_Written exercise_. Print each line of the listing once more, precisely as given.

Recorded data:
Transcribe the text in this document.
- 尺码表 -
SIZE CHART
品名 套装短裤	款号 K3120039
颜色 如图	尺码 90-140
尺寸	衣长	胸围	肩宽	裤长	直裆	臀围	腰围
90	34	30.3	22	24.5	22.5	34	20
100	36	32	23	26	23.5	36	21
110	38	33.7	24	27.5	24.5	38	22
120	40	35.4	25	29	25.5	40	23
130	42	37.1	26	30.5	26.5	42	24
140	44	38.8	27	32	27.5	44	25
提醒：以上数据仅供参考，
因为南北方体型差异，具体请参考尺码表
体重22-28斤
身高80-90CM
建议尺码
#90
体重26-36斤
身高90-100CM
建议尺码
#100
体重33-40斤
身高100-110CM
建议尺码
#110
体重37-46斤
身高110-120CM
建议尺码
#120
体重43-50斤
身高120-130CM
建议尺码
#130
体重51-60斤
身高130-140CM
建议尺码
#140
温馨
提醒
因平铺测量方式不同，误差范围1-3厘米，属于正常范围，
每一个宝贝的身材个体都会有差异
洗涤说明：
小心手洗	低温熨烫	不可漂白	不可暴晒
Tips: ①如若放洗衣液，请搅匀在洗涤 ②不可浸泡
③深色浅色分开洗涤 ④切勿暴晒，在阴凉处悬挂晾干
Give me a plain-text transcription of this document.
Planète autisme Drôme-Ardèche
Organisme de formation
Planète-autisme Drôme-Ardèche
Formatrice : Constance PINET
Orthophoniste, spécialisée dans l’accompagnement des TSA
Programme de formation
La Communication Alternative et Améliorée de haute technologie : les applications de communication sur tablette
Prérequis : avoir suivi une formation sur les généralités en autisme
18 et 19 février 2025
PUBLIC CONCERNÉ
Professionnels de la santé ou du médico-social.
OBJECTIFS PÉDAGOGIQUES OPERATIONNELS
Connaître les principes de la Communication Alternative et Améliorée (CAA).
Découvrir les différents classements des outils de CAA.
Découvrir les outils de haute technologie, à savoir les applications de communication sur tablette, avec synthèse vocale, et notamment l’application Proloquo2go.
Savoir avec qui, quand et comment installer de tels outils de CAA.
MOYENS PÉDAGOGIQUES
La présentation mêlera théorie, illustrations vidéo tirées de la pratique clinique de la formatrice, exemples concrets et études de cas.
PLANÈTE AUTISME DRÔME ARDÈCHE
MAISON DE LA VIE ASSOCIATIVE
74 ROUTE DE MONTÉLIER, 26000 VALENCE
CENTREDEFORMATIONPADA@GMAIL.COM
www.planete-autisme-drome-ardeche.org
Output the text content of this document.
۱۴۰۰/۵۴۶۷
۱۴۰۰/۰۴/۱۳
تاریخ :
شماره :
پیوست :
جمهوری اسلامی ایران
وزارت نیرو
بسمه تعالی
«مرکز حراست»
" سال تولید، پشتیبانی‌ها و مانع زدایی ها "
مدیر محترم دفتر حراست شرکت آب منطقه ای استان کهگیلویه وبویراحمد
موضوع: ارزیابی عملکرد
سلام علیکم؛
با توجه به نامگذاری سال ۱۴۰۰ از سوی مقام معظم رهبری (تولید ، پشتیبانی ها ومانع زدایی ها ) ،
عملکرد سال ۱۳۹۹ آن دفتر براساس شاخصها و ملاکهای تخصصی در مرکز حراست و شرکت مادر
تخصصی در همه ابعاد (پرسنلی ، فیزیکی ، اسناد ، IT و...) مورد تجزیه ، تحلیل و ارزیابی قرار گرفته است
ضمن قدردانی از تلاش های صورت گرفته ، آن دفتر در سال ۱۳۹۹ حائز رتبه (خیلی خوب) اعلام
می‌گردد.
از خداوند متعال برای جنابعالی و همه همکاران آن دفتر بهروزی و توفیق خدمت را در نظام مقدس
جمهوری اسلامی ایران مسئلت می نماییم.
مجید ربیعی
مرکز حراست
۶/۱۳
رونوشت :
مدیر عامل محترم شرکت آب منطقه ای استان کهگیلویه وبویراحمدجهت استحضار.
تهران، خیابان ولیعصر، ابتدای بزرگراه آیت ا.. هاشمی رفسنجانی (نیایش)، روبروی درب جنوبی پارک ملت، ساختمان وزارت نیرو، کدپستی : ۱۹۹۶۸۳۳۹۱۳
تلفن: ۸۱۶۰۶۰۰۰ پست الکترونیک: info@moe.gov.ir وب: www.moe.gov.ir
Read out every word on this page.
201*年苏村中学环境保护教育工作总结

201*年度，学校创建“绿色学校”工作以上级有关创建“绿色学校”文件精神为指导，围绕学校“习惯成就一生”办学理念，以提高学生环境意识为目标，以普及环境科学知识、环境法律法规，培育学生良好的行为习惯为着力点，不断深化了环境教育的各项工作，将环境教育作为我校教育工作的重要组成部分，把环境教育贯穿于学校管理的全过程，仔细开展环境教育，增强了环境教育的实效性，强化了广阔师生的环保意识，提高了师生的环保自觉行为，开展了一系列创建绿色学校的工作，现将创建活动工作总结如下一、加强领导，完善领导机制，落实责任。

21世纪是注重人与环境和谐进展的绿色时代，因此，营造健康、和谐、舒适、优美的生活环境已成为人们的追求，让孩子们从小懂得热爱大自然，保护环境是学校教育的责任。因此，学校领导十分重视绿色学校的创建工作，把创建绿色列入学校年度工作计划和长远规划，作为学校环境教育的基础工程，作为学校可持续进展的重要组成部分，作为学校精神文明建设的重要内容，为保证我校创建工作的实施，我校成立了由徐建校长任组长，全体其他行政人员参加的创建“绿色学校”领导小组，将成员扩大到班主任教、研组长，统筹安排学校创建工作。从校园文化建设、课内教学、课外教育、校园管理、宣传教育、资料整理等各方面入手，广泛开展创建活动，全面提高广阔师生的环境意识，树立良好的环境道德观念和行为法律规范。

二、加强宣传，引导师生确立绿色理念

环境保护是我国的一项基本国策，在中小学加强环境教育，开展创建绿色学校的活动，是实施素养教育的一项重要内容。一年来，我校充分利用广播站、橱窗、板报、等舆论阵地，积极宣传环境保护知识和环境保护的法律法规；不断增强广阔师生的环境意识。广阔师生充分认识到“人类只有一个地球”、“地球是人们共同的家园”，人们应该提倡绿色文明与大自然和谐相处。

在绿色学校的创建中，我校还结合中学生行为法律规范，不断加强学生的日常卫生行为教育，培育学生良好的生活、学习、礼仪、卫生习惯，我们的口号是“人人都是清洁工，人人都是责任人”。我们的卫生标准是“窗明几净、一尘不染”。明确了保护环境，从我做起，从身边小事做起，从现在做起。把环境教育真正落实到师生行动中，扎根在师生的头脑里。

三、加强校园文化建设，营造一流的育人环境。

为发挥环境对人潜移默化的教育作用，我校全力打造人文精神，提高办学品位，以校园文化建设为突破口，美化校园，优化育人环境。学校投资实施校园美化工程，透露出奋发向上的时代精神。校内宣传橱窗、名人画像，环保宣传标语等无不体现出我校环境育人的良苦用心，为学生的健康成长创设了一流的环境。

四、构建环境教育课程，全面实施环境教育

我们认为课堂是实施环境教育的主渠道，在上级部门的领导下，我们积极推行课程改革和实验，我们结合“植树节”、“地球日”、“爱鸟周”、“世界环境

_Solution below_.
Transcribe the text in this document.
- 尺码表 -
SIZE CHART
品名 套装短裤	款号 K3120039
颜色 如图	尺码 90-140
尺寸	衣长	胸围	肩宽	裤长	直裆	臀围	腰围
90	34	30.3	22	24.5	22.5	34	20
100	36	32	23	26	23.5	36	21
110	38	33.7	24	27.5	24.5	38	22
120	40	35.4	25	29	25.5	40	23
130	42	37.1	26	30.5	26.5	42	24
140	44	38.8	27	32	27.5	44	25
提醒：以上数据仅供参考，
因为南北方体型差异，具体请参考尺码表
体重22-28斤
身高80-90CM
建议尺码
#90
体重26-36斤
身高90-100CM
建议尺码
#100
体重33-40斤
身高100-110CM
建议尺码
#110
体重37-46斤
身高110-120CM
建议尺码
#120
体重43-50斤
身高120-130CM
建议尺码
#130
体重51-60斤
身高130-140CM
建议尺码
#140
温馨
提醒
因平铺测量方式不同，误差范围1-3厘米，属于正常范围，
每一个宝贝的身材个体都会有差异
洗涤说明：
小心手洗	低温熨烫	不可漂白	不可暴晒
Tips: ①如若放洗衣液，请搅匀在洗涤 ②不可浸泡
③深色浅色分开洗涤 ④切勿暴晒，在阴凉处悬挂晾干
Give me a plain-text transcription of this document.
Planète autisme Drôme-Ardèche
Organisme de formation
Planète-autisme Drôme-Ardèche
Formatrice : Constance PINET
Orthophoniste, spécialisée dans l’accompagnement des TSA
Programme de formation
La Communication Alternative et Améliorée de haute technologie : les applications de communication sur tablette
Prérequis : avoir suivi une formation sur les généralités en autisme
18 et 19 février 2025
PUBLIC CONCERNÉ
Professionnels de la santé ou du médico-social.
OBJECTIFS PÉDAGOGIQUES OPERATIONNELS
Connaître les principes de la Communication Alternative et Améliorée (CAA).
Découvrir les différents classements des outils de CAA.
Découvrir les outils de haute technologie, à savoir les applications de communication sur tablette, avec synthèse vocale, et notamment l’application Proloquo2go.
Savoir avec qui, quand et comment installer de tels outils de CAA.
MOYENS PÉDAGOGIQUES
La présentation mêlera théorie, illustrations vidéo tirées de la pratique clinique de la formatrice, exemples concrets et études de cas.
PLANÈTE AUTISME DRÔME ARDÈCHE
MAISON DE LA VIE ASSOCIATIVE
74 ROUTE DE MONTÉLIER, 26000 VALENCE
CENTREDEFORMATIONPADA@GMAIL.COM
www.planete-autisme-drome-ardeche.org
Output the text content of this document.
۱۴۰۰/۵۴۶۷
۱۴۰۰/۰۴/۱۳
تاریخ :
شماره :
پیوست :
جمهوری اسلامی ایران
وزارت نیرو
بسمه تعالی
«مرکز حراست»
" سال تولید، پشتیبانی‌ها و مانع زدایی ها "
مدیر محترم دفتر حراست شرکت آب منطقه ای استان کهگیلویه وبویراحمد
موضوع: ارزیابی عملکرد
سلام علیکم؛
با توجه به نامگذاری سال ۱۴۰۰ از سوی مقام معظم رهبری (تولید ، پشتیبانی ها ومانع زدایی ها ) ،
عملکرد سال ۱۳۹۹ آن دفتر براساس شاخصها و ملاکهای تخصصی در مرکز حراست و شرکت مادر
تخصصی در همه ابعاد (پرسنلی ، فیزیکی ، اسناد ، IT و...) مورد تجزیه ، تحلیل و ارزیابی قرار گرفته است
ضمن قدردانی از تلاش های صورت گرفته ، آن دفتر در سال ۱۳۹۹ حائز رتبه (خیلی خوب) اعلام
می‌گردد.
از خداوند متعال برای جنابعالی و همه همکاران آن دفتر بهروزی و توفیق خدمت را در نظام مقدس
جمهوری اسلامی ایران مسئلت می نماییم.
مجید ربیعی
مرکز حراست
۶/۱۳
رونوشت :
مدیر عامل محترم شرکت آب منطقه ای استان کهگیلویه وبویراحمدجهت استحضار.
تهران، خیابان ولیعصر، ابتدای بزرگراه آیت ا.. هاشمی رفسنجانی (نیایش)، روبروی درب جنوبی پارک ملت، ساختمان وزارت نیرو، کدپستی : ۱۹۹۶۸۳۳۹۱۳
تلفن: ۸۱۶۰۶۰۰۰ پست الکترونیک: info@moe.gov.ir وب: www.moe.gov.ir
Read out every word on this page.
201*年苏村中学环境保护教育工作总结

201*年度，学校创建“绿色学校”工作以上级有关创建“绿色学校”文件精神为指导，围绕学校“习惯成就一生”办学理念，以提高学生环境意识为目标，以普及环境科学知识、环境法律法规，培育学生良好的行为习惯为着力点，不断深化了环境教育的各项工作，将环境教育作为我校教育工作的重要组成部分，把环境教育贯穿于学校管理的全过程，仔细开展环境教育，增强了环境教育的实效性，强化了广阔师生的环保意识，提高了师生的环保自觉行为，开展了一系列创建绿色学校的工作，现将创建活动工作总结如下一、加强领导，完善领导机制，落实责任。

21世纪是注重人与环境和谐进展的绿色时代，因此，营造健康、和谐、舒适、优美的生活环境已成为人们的追求，让孩子们从小懂得热爱大自然，保护环境是学校教育的责任。因此，学校领导十分重视绿色学校的创建工作，把创建绿色列入学校年度工作计划和长远规划，作为学校环境教育的基础工程，作为学校可持续进展的重要组成部分，作为学校精神文明建设的重要内容，为保证我校创建工作的实施，我校成立了由徐建校长任组长，全体其他行政人员参加的创建“绿色学校”领导小组，将成员扩大到班主任教、研组长，统筹安排学校创建工作。从校园文化建设、课内教学、课外教育、校园管理、宣传教育、资料整理等各方面入手，广泛开展创建活动，全面提高广阔师生的环境意识，树立良好的环境道德观念和行为法律规范。

二、加强宣传，引导师生确立绿色理念

环境保护是我国的一项基本国策，在中小学加强环境教育，开展创建绿色学校的活动，是实施素养教育的一项重要内容。一年来，我校充分利用广播站、橱窗、板报、等舆论阵地，积极宣传环境保护知识和环境保护的法律法规；不断增强广阔师生的环境意识。广阔师生充分认识到“人类只有一个地球”、“地球是人们共同的家园”，人们应该提倡绿色文明与大自然和谐相处。

在绿色学校的创建中，我校还结合中学生行为法律规范，不断加强学生的日常卫生行为教育，培育学生良好的生活、学习、礼仪、卫生习惯，我们的口号是“人人都是清洁工，人人都是责任人”。我们的卫生标准是“窗明几净、一尘不染”。明确了保护环境，从我做起，从身边小事做起，从现在做起。把环境教育真正落实到师生行动中，扎根在师生的头脑里。

三、加强校园文化建设，营造一流的育人环境。

为发挥环境对人潜移默化的教育作用，我校全力打造人文精神，提高办学品位，以校园文化建设为突破口，美化校园，优化育人环境。学校投资实施校园美化工程，透露出奋发向上的时代精神。校内宣传橱窗、名人画像，环保宣传标语等无不体现出我校环境育人的良苦用心，为学生的健康成长创设了一流的环境。

四、构建环境教育课程，全面实施环境教育

我们认为课堂是实施环境教育的主渠道，在上级部门的领导下，我们积极推行课程改革和实验，我们结合“植树节”、“地球日”、“爱鸟周”、“世界环境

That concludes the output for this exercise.